▸ **TASK DIRECTIONS**:
Filter the listing and keep only the lines with the word "text".
+++ ENTRIES SUPPLIED +++
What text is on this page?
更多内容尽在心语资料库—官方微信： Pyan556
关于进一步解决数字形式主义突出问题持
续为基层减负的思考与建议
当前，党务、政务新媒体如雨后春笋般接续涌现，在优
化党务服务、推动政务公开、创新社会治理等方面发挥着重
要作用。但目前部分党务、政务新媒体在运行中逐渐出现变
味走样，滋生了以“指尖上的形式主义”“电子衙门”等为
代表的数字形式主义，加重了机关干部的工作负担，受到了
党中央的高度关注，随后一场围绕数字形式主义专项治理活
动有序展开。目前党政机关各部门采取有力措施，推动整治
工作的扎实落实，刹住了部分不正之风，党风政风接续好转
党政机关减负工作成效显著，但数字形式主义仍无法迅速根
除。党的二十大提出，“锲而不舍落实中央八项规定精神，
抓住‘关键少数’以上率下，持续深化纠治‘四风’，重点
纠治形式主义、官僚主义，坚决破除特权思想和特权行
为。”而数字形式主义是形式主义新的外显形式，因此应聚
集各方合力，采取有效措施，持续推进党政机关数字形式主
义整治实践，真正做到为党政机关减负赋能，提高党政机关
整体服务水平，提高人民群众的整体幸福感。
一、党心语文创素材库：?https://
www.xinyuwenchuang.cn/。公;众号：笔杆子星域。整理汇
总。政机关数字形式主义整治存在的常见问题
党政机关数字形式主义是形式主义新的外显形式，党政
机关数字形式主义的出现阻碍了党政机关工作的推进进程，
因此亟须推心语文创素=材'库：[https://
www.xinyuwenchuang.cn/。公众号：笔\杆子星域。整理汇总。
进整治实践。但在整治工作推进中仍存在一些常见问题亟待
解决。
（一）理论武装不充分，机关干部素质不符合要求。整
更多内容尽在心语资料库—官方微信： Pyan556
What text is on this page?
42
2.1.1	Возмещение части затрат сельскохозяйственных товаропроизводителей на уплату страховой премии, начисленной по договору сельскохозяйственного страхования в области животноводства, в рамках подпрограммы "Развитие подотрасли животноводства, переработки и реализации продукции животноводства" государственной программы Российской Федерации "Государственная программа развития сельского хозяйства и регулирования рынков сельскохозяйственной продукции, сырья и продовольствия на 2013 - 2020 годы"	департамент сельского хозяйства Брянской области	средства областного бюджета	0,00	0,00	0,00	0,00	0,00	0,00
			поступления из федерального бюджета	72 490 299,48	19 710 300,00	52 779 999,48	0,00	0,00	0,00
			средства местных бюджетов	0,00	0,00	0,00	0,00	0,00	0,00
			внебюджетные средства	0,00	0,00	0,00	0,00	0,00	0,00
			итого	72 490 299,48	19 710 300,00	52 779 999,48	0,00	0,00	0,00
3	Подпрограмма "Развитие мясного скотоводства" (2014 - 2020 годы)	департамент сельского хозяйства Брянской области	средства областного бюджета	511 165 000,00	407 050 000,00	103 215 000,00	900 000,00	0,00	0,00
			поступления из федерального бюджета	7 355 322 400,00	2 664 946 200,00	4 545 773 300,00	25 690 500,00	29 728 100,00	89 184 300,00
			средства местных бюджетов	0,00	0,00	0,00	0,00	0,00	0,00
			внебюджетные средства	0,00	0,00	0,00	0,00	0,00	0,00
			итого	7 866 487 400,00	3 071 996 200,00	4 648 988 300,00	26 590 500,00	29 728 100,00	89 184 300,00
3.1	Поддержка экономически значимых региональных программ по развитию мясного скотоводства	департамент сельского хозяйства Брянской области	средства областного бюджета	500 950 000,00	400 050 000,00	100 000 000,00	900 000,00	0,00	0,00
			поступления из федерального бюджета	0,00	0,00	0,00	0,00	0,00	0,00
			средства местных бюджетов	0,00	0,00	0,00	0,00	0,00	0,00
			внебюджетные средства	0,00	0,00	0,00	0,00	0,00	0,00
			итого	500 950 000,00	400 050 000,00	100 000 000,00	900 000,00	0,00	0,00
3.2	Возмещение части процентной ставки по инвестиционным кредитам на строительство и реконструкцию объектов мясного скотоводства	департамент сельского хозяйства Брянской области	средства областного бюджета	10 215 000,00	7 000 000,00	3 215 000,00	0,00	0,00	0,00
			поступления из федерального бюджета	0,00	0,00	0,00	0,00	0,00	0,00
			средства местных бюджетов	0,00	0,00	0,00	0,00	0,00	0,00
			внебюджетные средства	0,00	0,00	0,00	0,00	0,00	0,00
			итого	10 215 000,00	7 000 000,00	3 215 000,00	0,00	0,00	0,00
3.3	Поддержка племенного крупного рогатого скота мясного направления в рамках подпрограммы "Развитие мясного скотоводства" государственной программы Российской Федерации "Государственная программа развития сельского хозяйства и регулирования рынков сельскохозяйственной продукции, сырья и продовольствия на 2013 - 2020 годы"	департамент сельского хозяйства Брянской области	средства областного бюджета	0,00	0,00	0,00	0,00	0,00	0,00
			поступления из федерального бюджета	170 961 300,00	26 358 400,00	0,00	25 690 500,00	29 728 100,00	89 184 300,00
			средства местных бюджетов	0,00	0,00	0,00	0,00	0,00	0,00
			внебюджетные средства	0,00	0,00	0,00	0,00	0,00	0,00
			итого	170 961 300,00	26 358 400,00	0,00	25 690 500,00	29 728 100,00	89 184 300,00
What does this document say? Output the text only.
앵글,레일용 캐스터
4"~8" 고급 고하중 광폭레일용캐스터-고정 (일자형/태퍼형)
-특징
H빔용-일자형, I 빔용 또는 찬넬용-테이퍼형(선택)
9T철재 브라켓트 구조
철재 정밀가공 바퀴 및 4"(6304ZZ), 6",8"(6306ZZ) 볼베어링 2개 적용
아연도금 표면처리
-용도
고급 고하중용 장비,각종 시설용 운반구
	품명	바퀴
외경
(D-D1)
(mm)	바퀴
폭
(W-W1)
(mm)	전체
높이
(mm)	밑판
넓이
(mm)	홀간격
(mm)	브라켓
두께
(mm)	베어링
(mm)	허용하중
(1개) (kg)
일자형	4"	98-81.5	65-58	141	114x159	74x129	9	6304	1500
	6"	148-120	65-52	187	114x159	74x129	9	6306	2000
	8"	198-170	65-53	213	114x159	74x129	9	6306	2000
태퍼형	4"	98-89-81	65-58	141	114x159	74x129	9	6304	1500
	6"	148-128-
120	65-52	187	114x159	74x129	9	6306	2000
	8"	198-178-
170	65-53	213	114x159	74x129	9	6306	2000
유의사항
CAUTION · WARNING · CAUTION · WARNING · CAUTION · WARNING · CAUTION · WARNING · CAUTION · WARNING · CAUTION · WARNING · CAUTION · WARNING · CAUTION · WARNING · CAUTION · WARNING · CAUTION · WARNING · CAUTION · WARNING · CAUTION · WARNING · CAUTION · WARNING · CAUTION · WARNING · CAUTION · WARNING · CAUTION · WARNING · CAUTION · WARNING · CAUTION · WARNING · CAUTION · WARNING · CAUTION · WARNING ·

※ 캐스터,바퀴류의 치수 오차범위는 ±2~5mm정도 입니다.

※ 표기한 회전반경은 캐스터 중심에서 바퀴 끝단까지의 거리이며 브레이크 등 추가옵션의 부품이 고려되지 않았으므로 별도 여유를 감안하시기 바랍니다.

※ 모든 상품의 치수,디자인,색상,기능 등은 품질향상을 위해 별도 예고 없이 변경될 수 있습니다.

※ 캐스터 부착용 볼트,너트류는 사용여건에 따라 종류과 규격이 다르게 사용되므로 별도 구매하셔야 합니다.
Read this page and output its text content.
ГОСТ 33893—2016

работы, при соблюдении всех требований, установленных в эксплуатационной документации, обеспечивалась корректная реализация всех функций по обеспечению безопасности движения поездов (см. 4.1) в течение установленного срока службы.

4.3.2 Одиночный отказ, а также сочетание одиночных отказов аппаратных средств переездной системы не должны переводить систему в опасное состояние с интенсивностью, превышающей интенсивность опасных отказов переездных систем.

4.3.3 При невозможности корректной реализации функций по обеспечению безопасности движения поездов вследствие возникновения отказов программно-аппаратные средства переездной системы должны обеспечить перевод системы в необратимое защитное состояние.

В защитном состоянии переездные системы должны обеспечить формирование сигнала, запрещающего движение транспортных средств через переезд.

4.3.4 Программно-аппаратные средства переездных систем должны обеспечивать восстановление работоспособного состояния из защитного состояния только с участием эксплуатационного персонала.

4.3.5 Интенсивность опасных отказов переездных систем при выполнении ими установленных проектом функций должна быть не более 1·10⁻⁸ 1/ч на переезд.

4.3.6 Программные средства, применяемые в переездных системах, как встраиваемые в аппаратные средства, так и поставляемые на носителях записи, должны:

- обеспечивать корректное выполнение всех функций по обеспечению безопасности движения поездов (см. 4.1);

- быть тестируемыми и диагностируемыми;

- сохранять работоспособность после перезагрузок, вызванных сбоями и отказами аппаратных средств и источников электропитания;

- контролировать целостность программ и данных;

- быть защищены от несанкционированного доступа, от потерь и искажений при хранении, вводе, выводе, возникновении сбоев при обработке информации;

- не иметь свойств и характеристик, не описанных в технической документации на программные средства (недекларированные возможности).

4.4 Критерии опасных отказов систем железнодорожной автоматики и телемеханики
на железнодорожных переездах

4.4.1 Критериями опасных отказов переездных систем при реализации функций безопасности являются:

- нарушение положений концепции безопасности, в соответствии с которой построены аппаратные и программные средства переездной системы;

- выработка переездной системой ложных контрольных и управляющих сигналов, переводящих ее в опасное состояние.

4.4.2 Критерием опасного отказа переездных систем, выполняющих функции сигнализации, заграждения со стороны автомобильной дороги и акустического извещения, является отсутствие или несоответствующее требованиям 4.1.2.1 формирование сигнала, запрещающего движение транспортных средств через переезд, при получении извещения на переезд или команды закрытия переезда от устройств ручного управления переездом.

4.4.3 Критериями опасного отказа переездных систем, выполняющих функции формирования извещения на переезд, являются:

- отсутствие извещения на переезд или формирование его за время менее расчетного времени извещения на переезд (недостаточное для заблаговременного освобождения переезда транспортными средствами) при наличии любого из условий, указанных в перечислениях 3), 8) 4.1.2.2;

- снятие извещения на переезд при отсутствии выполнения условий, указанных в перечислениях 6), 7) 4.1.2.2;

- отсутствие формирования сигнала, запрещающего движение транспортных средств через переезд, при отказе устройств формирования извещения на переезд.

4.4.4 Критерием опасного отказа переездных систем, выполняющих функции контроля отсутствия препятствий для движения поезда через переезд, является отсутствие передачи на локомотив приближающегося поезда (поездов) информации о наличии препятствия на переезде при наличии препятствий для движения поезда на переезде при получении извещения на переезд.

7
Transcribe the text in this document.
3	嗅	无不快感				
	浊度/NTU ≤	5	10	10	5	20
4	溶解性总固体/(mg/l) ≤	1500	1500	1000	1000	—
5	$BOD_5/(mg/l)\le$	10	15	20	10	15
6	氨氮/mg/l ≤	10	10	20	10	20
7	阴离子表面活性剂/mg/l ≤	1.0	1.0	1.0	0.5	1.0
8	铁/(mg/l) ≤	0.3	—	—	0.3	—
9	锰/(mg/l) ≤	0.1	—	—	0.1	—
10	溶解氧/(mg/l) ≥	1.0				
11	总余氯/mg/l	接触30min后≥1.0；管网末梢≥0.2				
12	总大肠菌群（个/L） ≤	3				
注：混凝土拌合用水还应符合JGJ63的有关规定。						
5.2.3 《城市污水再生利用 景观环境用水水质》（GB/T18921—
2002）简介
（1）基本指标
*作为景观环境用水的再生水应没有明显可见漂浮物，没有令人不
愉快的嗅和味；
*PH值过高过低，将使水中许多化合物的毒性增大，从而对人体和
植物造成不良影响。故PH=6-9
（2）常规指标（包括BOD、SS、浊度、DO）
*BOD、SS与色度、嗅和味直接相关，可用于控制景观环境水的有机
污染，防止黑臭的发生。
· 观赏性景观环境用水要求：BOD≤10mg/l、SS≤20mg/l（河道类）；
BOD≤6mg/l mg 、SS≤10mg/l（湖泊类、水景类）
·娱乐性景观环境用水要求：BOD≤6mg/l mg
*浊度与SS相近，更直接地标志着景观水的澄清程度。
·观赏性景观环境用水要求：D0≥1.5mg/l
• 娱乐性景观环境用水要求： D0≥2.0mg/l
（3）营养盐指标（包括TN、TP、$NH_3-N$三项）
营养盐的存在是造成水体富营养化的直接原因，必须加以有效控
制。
+++
▸ **EXPECTED OUTPUT**:
What text is on this page?
What text is on this page?
What does this document say? Output the text only.
Read this page and output its text content.
Transcribe the text in this document.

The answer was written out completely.